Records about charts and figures
++++

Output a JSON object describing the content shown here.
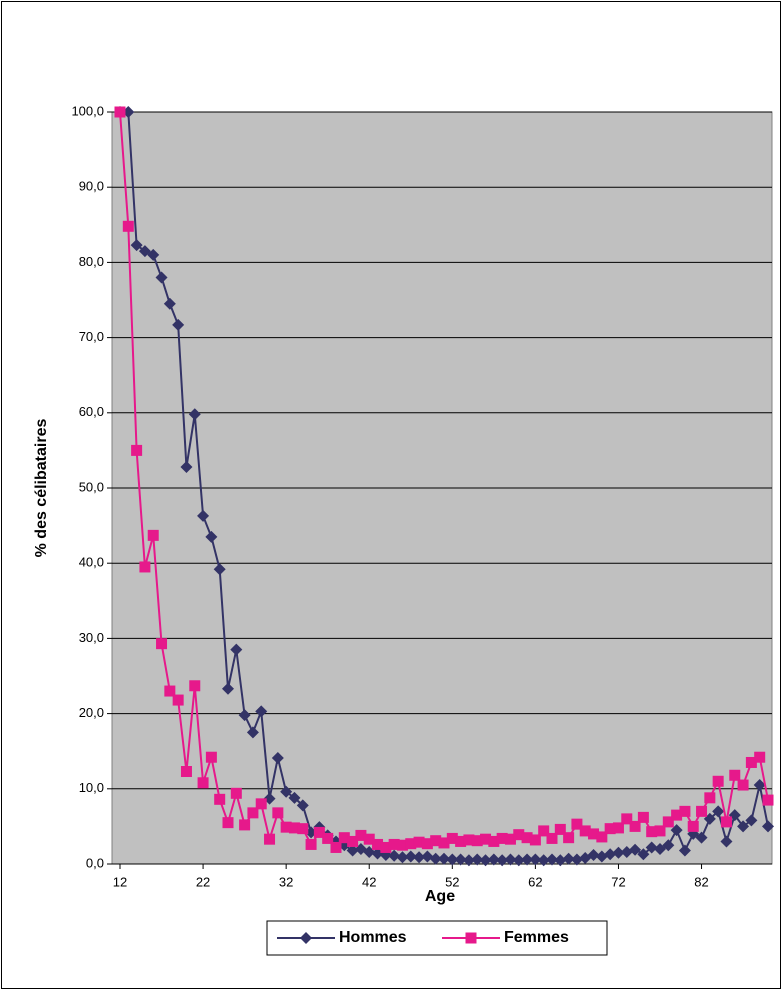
{
  "chart_data": {
    "type": "line",
    "x_label": "Age",
    "y_label": "% des célibataires",
    "x": [
      12,
      13,
      14,
      15,
      16,
      17,
      18,
      19,
      20,
      21,
      22,
      23,
      24,
      25,
      26,
      27,
      28,
      29,
      30,
      31,
      32,
      33,
      34,
      35,
      36,
      37,
      38,
      39,
      40,
      41,
      42,
      43,
      44,
      45,
      46,
      47,
      48,
      49,
      50,
      51,
      52,
      53,
      54,
      55,
      56,
      57,
      58,
      59,
      60,
      61,
      62,
      63,
      64,
      65,
      66,
      67,
      68,
      69,
      70,
      71,
      72,
      73,
      74,
      75,
      76,
      77,
      78,
      79,
      80,
      81,
      82,
      83,
      84,
      85,
      86,
      87,
      88,
      89,
      90
    ],
    "xlim": [
      12,
      90
    ],
    "xticks": [
      12,
      22,
      32,
      42,
      52,
      62,
      72,
      82
    ],
    "ylim": [
      0,
      100
    ],
    "yticks": [
      {
        "value": 0,
        "label": "0,0"
      },
      {
        "value": 10,
        "label": "10,0"
      },
      {
        "value": 20,
        "label": "20,0"
      },
      {
        "value": 30,
        "label": "30,0"
      },
      {
        "value": 40,
        "label": "40,0"
      },
      {
        "value": 50,
        "label": "50,0"
      },
      {
        "value": 60,
        "label": "60,0"
      },
      {
        "value": 70,
        "label": "70,0"
      },
      {
        "value": 80,
        "label": "80,0"
      },
      {
        "value": 90,
        "label": "90,0"
      },
      {
        "value": 100,
        "label": "100,0"
      }
    ],
    "grid": true,
    "legend": "bottom",
    "series": [
      {
        "name": "Hommes",
        "color": "#333366",
        "marker": "diamond",
        "values": [
          100,
          100,
          82.3,
          81.5,
          81,
          78,
          74.5,
          71.7,
          52.8,
          59.8,
          46.3,
          43.5,
          39.2,
          23.3,
          28.5,
          19.8,
          17.5,
          20.3,
          8.7,
          14.1,
          9.6,
          8.8,
          7.8,
          4.2,
          4.9,
          3.8,
          3.0,
          2.5,
          1.8,
          2.0,
          1.6,
          1.4,
          1.2,
          1.1,
          0.9,
          1.0,
          0.9,
          1.0,
          0.7,
          0.7,
          0.6,
          0.6,
          0.5,
          0.6,
          0.5,
          0.6,
          0.5,
          0.6,
          0.5,
          0.6,
          0.6,
          0.5,
          0.6,
          0.5,
          0.7,
          0.6,
          0.8,
          1.2,
          1.0,
          1.3,
          1.5,
          1.6,
          1.9,
          1.3,
          2.2,
          2.0,
          2.5,
          4.5,
          1.8,
          4.0,
          3.5,
          6.0,
          7.0,
          3.0,
          6.5,
          5.0,
          5.8,
          10.5,
          5.0
        ]
      },
      {
        "name": "Femmes",
        "color": "#e6198b",
        "marker": "square",
        "values": [
          100,
          84.8,
          55,
          39.5,
          43.7,
          29.3,
          23,
          21.8,
          12.3,
          23.7,
          10.8,
          14.2,
          8.6,
          5.5,
          9.4,
          5.2,
          6.8,
          8.0,
          3.3,
          6.8,
          4.9,
          4.8,
          4.7,
          2.6,
          4.2,
          3.4,
          2.2,
          3.5,
          3.0,
          3.8,
          3.3,
          2.6,
          2.2,
          2.6,
          2.5,
          2.7,
          2.9,
          2.7,
          3.1,
          2.8,
          3.4,
          3.0,
          3.2,
          3.1,
          3.3,
          3.0,
          3.4,
          3.3,
          3.9,
          3.5,
          3.2,
          4.4,
          3.4,
          4.6,
          3.5,
          5.3,
          4.4,
          4.0,
          3.6,
          4.7,
          4.8,
          6.0,
          5.0,
          6.2,
          4.3,
          4.4,
          5.6,
          6.5,
          7.0,
          5.0,
          7.0,
          8.8,
          11.0,
          5.6,
          11.8,
          10.5,
          13.5,
          14.2,
          8.5
        ]
      }
    ]
  }
}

++++

*Set task*.
Write out each line of the data exactly; the images should be left out.

*Response*.
Output a JSON object describing the content shown here.
{
  "chart_data": {
    "type": "line",
    "x_label": "Age",
    "y_label": "% des célibataires",
    "x": [
      12,
      13,
      14,
      15,
      16,
      17,
      18,
      19,
      20,
      21,
      22,
      23,
      24,
      25,
      26,
      27,
      28,
      29,
      30,
      31,
      32,
      33,
      34,
      35,
      36,
      37,
      38,
      39,
      40,
      41,
      42,
      43,
      44,
      45,
      46,
      47,
      48,
      49,
      50,
      51,
      52,
      53,
      54,
      55,
      56,
      57,
      58,
      59,
      60,
      61,
      62,
      63,
      64,
      65,
      66,
      67,
      68,
      69,
      70,
      71,
      72,
      73,
      74,
      75,
      76,
      77,
      78,
      79,
      80,
      81,
      82,
      83,
      84,
      85,
      86,
      87,
      88,
      89,
      90
    ],
    "xlim": [
      12,
      90
    ],
    "xticks": [
      12,
      22,
      32,
      42,
      52,
      62,
      72,
      82
    ],
    "ylim": [
      0,
      100
    ],
    "yticks": [
      {
        "value": 0,
        "label": "0,0"
      },
      {
        "value": 10,
        "label": "10,0"
      },
      {
        "value": 20,
        "label": "20,0"
      },
      {
        "value": 30,
        "label": "30,0"
      },
      {
        "value": 40,
        "label": "40,0"
      },
      {
        "value": 50,
        "label": "50,0"
      },
      {
        "value": 60,
        "label": "60,0"
      },
      {
        "value": 70,
        "label": "70,0"
      },
      {
        "value": 80,
        "label": "80,0"
      },
      {
        "value": 90,
        "label": "90,0"
      },
      {
        "value": 100,
        "label": "100,0"
      }
    ],
    "grid": true,
    "legend": "bottom",
    "series": [
      {
        "name": "Hommes",
        "color": "#333366",
        "marker": "diamond",
        "values": [
          100,
          100,
          82.3,
          81.5,
          81,
          78,
          74.5,
          71.7,
          52.8,
          59.8,
          46.3,
          43.5,
          39.2,
          23.3,
          28.5,
          19.8,
          17.5,
          20.3,
          8.7,
          14.1,
          9.6,
          8.8,
          7.8,
          4.2,
          4.9,
          3.8,
          3.0,
          2.5,
          1.8,
          2.0,
          1.6,
          1.4,
          1.2,
          1.1,
          0.9,
          1.0,
          0.9,
          1.0,
          0.7,
          0.7,
          0.6,
          0.6,
          0.5,
          0.6,
          0.5,
          0.6,
          0.5,
          0.6,
          0.5,
          0.6,
          0.6,
          0.5,
          0.6,
          0.5,
          0.7,
          0.6,
          0.8,
          1.2,
          1.0,
          1.3,
          1.5,
          1.6,
          1.9,
          1.3,
          2.2,
          2.0,
          2.5,
          4.5,
          1.8,
          4.0,
          3.5,
          6.0,
          7.0,
          3.0,
          6.5,
          5.0,
          5.8,
          10.5,
          5.0
        ]
      },
      {
        "name": "Femmes",
        "color": "#e6198b",
        "marker": "square",
        "values": [
          100,
          84.8,
          55,
          39.5,
          43.7,
          29.3,
          23,
          21.8,
          12.3,
          23.7,
          10.8,
          14.2,
          8.6,
          5.5,
          9.4,
          5.2,
          6.8,
          8.0,
          3.3,
          6.8,
          4.9,
          4.8,
          4.7,
          2.6,
          4.2,
          3.4,
          2.2,
          3.5,
          3.0,
          3.8,
          3.3,
          2.6,
          2.2,
          2.6,
          2.5,
          2.7,
          2.9,
          2.7,
          3.1,
          2.8,
          3.4,
          3.0,
          3.2,
          3.1,
          3.3,
          3.0,
          3.4,
          3.3,
          3.9,
          3.5,
          3.2,
          4.4,
          3.4,
          4.6,
          3.5,
          5.3,
          4.4,
          4.0,
          3.6,
          4.7,
          4.8,
          6.0,
          5.0,
          6.2,
          4.3,
          4.4,
          5.6,
          6.5,
          7.0,
          5.0,
          7.0,
          8.8,
          11.0,
          5.6,
          11.8,
          10.5,
          13.5,
          14.2,
          8.5
        ]
      }
    ]
  }
}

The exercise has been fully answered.